Dataset records on visual material -
..........

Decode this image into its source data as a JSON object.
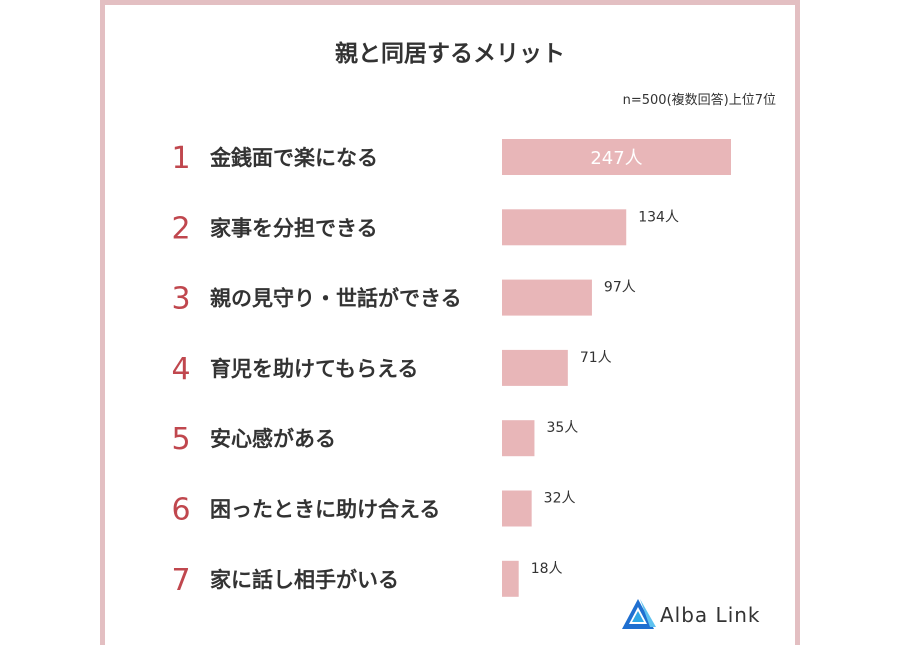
{
  "title": "親と同居するメリット",
  "note": "n=500(複数回答)上位7位",
  "logo": {
    "text": "Alba Link"
  },
  "colors": {
    "bar": "#e8b6b8",
    "rank": "#c0474e",
    "frame": "#e3bfc2",
    "label": "#333333"
  },
  "chart_data": {
    "type": "bar",
    "orientation": "horizontal",
    "ranks": [
      "1",
      "2",
      "3",
      "4",
      "5",
      "6",
      "7"
    ],
    "categories": [
      "金銭面で楽になる",
      "家事を分担できる",
      "親の見守り・世話ができる",
      "育児を助けてもらえる",
      "安心感がある",
      "困ったときに助け合える",
      "家に話し相手がいる"
    ],
    "values": [
      247,
      134,
      97,
      71,
      35,
      32,
      18
    ],
    "value_labels": [
      "247人",
      "134人",
      "97人",
      "71人",
      "35人",
      "32人",
      "18人"
    ],
    "xlim": [
      0,
      247
    ],
    "grid": false,
    "legend": "none"
  }
}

..........

Print all the records again exactly; do not include any picture.

CORRECT RESULT -
Decode this image into its source data as a JSON object.
{
  "title": "親と同居するメリット",
  "note": "n=500(複数回答)上位7位",
  "logo": {
    "text": "Alba Link"
  },
  "colors": {
    "bar": "#e8b6b8",
    "rank": "#c0474e",
    "frame": "#e3bfc2",
    "label": "#333333"
  },
  "chart_data": {
    "type": "bar",
    "orientation": "horizontal",
    "ranks": [
      "1",
      "2",
      "3",
      "4",
      "5",
      "6",
      "7"
    ],
    "categories": [
      "金銭面で楽になる",
      "家事を分担できる",
      "親の見守り・世話ができる",
      "育児を助けてもらえる",
      "安心感がある",
      "困ったときに助け合える",
      "家に話し相手がいる"
    ],
    "values": [
      247,
      134,
      97,
      71,
      35,
      32,
      18
    ],
    "value_labels": [
      "247人",
      "134人",
      "97人",
      "71人",
      "35人",
      "32人",
      "18人"
    ],
    "xlim": [
      0,
      247
    ],
    "grid": false,
    "legend": "none"
  }
}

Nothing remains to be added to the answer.